[Layout coordinate data]
— Begin —

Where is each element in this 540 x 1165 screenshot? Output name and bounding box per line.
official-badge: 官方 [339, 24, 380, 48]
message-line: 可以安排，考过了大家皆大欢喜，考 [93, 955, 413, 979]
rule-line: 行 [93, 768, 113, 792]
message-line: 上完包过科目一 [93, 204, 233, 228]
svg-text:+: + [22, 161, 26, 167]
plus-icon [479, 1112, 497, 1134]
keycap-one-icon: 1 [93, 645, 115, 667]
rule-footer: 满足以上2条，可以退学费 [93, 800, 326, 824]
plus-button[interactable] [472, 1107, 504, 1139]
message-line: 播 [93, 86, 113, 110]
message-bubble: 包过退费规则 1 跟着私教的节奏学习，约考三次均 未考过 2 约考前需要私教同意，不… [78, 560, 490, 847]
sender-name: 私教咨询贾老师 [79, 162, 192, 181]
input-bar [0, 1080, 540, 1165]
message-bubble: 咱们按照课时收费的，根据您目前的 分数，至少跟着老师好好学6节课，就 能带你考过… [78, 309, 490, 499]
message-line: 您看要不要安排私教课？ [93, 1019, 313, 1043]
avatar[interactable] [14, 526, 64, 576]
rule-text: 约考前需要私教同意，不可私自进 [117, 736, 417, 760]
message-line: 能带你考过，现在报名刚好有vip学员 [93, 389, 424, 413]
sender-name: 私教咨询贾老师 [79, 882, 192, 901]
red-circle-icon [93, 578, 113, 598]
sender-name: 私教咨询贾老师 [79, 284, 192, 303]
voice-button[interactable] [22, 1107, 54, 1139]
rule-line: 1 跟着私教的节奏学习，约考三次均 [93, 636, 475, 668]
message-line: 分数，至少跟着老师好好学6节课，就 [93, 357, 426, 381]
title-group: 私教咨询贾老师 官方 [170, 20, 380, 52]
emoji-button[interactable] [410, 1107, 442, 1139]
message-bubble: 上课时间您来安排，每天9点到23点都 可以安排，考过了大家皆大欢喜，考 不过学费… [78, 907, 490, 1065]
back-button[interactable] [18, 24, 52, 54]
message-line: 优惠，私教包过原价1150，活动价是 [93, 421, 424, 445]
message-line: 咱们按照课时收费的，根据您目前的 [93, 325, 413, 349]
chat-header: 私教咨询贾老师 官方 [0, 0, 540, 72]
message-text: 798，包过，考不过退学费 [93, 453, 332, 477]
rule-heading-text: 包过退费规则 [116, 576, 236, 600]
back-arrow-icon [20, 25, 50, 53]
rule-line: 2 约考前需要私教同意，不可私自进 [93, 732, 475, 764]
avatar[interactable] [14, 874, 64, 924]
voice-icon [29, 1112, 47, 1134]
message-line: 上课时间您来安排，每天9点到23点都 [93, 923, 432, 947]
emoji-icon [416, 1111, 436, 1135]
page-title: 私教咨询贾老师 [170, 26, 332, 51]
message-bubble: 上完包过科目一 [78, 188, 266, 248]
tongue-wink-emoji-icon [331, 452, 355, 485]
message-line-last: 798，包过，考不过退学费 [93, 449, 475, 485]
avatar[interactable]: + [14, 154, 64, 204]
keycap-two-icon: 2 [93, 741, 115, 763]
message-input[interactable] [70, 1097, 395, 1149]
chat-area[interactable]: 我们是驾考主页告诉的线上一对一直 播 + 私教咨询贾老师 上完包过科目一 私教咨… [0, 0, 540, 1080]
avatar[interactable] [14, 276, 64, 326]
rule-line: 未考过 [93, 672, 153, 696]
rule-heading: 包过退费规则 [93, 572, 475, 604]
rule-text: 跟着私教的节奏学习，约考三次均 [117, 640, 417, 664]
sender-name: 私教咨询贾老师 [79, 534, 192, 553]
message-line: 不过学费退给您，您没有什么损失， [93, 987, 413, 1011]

— End —

Set exercise: Repeat every line of the material above word for word.

Full solution:
Where is each element in this 540 x 1165 screenshot? Output name and bounding box per line.
official-badge: 官方 [339, 24, 380, 48]
message-line: 可以安排，考过了大家皆大欢喜，考 [93, 955, 413, 979]
rule-line: 行 [93, 768, 113, 792]
message-line: 上完包过科目一 [93, 204, 233, 228]
svg-text:+: + [22, 161, 26, 167]
plus-icon [479, 1112, 497, 1134]
keycap-one-icon: 1 [93, 645, 115, 667]
rule-footer: 满足以上2条，可以退学费 [93, 800, 326, 824]
plus-button[interactable] [472, 1107, 504, 1139]
message-line: 播 [93, 86, 113, 110]
message-bubble: 包过退费规则 1 跟着私教的节奏学习，约考三次均 未考过 2 约考前需要私教同意，不… [78, 560, 490, 847]
sender-name: 私教咨询贾老师 [79, 162, 192, 181]
input-bar [0, 1080, 540, 1165]
message-bubble: 咱们按照课时收费的，根据您目前的 分数，至少跟着老师好好学6节课，就 能带你考过… [78, 309, 490, 499]
message-line: 您看要不要安排私教课？ [93, 1019, 313, 1043]
avatar[interactable] [14, 526, 64, 576]
rule-text: 约考前需要私教同意，不可私自进 [117, 736, 417, 760]
message-line: 能带你考过，现在报名刚好有vip学员 [93, 389, 424, 413]
sender-name: 私教咨询贾老师 [79, 882, 192, 901]
red-circle-icon [93, 578, 113, 598]
sender-name: 私教咨询贾老师 [79, 284, 192, 303]
voice-button[interactable] [22, 1107, 54, 1139]
rule-line: 1 跟着私教的节奏学习，约考三次均 [93, 636, 475, 668]
message-line: 分数，至少跟着老师好好学6节课，就 [93, 357, 426, 381]
title-group: 私教咨询贾老师 官方 [170, 20, 380, 52]
emoji-button[interactable] [410, 1107, 442, 1139]
message-bubble: 上课时间您来安排，每天9点到23点都 可以安排，考过了大家皆大欢喜，考 不过学费… [78, 907, 490, 1065]
back-button[interactable] [18, 24, 52, 54]
message-line: 优惠，私教包过原价1150，活动价是 [93, 421, 424, 445]
message-line: 咱们按照课时收费的，根据您目前的 [93, 325, 413, 349]
chat-header: 私教咨询贾老师 官方 [0, 0, 540, 72]
message-text: 798，包过，考不过退学费 [93, 453, 332, 477]
rule-heading-text: 包过退费规则 [116, 576, 236, 600]
back-arrow-icon [20, 25, 50, 53]
rule-line: 2 约考前需要私教同意，不可私自进 [93, 732, 475, 764]
avatar[interactable] [14, 874, 64, 924]
voice-icon [29, 1112, 47, 1134]
message-line: 上课时间您来安排，每天9点到23点都 [93, 923, 432, 947]
emoji-icon [416, 1111, 436, 1135]
page-title: 私教咨询贾老师 [170, 26, 332, 51]
message-bubble: 上完包过科目一 [78, 188, 266, 248]
tongue-wink-emoji-icon [331, 452, 355, 485]
message-line-last: 798，包过，考不过退学费 [93, 449, 475, 485]
avatar[interactable]: + [14, 154, 64, 204]
keycap-two-icon: 2 [93, 741, 115, 763]
message-input[interactable] [70, 1097, 395, 1149]
chat-area[interactable]: 我们是驾考主页告诉的线上一对一直 播 + 私教咨询贾老师 上完包过科目一 私教咨… [0, 0, 540, 1080]
avatar[interactable] [14, 276, 64, 326]
rule-line: 未考过 [93, 672, 153, 696]
rule-heading: 包过退费规则 [93, 572, 475, 604]
rule-text: 跟着私教的节奏学习，约考三次均 [117, 640, 417, 664]
sender-name: 私教咨询贾老师 [79, 534, 192, 553]
message-line: 不过学费退给您，您没有什么损失， [93, 987, 413, 1011]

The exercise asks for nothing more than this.